• Data section:
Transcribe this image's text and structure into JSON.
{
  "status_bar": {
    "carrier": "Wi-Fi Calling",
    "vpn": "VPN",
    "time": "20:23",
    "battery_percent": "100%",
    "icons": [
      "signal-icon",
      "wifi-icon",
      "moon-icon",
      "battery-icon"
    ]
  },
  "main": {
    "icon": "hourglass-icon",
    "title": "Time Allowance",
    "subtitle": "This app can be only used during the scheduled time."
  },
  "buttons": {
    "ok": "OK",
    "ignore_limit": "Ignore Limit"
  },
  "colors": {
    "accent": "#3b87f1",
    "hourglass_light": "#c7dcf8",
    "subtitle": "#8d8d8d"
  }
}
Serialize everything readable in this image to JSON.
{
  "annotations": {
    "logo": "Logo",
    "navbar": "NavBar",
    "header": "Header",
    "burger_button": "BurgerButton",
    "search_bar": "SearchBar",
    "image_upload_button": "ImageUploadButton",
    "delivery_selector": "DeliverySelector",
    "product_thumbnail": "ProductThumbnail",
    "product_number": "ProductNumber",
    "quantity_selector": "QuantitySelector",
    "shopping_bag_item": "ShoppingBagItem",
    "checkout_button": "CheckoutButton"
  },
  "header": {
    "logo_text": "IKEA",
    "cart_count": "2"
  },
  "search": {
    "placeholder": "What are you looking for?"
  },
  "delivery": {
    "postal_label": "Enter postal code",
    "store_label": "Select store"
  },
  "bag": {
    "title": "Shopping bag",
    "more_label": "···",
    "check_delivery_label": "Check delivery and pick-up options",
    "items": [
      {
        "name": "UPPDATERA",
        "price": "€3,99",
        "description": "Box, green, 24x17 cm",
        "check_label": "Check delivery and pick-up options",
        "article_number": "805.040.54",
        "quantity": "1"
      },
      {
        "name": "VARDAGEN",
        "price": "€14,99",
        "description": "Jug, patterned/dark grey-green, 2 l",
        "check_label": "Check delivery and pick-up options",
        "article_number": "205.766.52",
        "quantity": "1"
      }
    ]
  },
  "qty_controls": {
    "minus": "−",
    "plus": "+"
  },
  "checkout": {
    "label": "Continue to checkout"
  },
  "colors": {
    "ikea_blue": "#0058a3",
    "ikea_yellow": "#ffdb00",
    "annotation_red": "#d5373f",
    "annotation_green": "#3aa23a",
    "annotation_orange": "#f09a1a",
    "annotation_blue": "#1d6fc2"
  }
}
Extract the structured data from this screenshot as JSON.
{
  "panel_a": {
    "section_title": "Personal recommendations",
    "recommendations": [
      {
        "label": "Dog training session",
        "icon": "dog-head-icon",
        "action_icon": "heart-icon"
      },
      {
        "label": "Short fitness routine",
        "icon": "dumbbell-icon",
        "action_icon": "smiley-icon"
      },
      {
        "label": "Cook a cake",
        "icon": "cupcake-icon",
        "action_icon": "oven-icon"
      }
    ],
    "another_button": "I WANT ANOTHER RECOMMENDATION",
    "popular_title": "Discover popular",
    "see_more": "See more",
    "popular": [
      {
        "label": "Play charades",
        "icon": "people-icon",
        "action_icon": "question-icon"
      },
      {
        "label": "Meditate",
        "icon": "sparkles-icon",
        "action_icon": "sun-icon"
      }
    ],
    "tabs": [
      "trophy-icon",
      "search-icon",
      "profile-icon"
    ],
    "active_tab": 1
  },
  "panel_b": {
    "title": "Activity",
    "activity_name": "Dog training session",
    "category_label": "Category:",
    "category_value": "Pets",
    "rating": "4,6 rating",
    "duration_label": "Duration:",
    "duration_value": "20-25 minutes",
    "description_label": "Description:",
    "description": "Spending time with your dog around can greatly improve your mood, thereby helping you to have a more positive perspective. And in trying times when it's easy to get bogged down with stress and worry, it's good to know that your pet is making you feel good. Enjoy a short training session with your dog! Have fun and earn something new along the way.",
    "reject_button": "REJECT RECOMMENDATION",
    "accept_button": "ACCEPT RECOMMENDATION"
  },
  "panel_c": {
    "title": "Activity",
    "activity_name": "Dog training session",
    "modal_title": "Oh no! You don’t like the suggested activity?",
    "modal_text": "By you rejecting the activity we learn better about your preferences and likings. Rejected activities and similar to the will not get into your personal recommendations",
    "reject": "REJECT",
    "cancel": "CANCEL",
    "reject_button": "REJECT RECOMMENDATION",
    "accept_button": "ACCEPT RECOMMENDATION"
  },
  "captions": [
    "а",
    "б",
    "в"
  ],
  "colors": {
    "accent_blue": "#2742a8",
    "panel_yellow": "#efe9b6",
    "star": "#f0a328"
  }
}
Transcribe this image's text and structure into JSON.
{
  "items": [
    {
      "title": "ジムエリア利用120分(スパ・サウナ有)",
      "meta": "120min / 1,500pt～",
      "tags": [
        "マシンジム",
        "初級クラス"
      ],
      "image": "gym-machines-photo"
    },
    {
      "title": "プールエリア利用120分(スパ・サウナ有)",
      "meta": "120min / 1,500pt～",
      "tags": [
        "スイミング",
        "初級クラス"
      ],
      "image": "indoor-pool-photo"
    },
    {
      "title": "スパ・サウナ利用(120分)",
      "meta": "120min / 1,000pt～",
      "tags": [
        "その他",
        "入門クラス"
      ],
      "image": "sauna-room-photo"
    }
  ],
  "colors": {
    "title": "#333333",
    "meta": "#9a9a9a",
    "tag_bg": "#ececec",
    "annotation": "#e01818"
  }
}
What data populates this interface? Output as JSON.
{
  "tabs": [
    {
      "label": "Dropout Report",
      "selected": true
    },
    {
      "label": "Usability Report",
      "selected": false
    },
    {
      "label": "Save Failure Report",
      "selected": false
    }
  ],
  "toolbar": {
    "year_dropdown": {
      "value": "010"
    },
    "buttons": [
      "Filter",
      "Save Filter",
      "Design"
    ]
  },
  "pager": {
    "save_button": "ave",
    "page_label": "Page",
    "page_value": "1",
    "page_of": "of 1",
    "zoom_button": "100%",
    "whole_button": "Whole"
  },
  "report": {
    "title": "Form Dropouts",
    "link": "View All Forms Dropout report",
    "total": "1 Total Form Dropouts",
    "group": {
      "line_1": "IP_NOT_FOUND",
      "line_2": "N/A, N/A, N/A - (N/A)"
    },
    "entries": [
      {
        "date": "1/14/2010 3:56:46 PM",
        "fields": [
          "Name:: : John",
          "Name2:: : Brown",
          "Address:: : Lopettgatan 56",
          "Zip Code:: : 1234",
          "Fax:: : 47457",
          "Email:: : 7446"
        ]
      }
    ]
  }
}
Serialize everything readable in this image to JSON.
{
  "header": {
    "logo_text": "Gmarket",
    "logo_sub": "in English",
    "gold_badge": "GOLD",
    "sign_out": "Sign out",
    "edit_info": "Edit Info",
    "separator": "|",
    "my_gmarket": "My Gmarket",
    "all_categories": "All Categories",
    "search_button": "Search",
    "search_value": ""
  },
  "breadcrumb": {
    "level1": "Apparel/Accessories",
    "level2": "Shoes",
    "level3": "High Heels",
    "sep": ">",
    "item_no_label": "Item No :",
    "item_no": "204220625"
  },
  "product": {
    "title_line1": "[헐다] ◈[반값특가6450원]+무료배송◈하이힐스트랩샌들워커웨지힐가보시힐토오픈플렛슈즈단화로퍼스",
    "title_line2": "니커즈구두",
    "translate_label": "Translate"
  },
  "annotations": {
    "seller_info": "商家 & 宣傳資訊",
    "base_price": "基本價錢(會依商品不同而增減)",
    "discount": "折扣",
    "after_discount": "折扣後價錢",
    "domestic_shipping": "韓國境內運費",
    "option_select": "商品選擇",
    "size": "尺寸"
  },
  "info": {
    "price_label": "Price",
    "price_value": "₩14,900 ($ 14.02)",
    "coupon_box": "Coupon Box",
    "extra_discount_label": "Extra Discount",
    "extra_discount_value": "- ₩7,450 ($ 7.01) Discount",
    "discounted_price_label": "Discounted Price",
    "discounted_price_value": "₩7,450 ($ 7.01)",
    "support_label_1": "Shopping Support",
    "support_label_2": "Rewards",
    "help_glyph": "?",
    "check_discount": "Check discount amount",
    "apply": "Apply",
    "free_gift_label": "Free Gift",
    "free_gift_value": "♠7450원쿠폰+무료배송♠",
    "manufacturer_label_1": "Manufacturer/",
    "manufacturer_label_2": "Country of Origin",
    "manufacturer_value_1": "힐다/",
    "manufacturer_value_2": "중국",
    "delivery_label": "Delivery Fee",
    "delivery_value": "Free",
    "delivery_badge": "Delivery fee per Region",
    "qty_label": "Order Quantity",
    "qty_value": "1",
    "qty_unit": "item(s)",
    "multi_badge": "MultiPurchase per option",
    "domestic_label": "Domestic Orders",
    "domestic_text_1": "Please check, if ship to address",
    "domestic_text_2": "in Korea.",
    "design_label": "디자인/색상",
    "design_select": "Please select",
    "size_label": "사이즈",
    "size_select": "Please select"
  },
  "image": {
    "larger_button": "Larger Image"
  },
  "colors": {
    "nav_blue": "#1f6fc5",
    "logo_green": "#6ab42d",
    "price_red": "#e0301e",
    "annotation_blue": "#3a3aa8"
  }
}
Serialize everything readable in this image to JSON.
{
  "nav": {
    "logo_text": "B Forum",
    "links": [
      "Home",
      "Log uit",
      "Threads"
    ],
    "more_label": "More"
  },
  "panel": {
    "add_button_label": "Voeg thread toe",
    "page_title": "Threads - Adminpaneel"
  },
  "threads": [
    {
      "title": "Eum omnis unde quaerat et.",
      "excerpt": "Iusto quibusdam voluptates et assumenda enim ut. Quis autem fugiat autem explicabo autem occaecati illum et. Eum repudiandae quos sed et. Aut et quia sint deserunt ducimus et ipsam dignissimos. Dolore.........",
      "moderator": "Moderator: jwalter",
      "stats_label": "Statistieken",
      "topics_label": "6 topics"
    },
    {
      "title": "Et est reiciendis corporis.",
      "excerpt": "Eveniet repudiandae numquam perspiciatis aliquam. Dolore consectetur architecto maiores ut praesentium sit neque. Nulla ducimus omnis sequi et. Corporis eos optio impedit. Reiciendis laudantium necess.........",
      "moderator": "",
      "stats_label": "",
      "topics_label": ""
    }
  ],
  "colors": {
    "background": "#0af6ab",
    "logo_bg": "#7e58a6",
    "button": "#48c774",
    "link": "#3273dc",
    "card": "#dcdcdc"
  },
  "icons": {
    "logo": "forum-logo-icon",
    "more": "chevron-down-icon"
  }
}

• Exercise description: Copy all lines from the data that hold the word "Please".

• Task solution:
    "domestic_text_1": "Please check, if ship to address",
    "design_select": "Please select",
    "size_select": "Please select"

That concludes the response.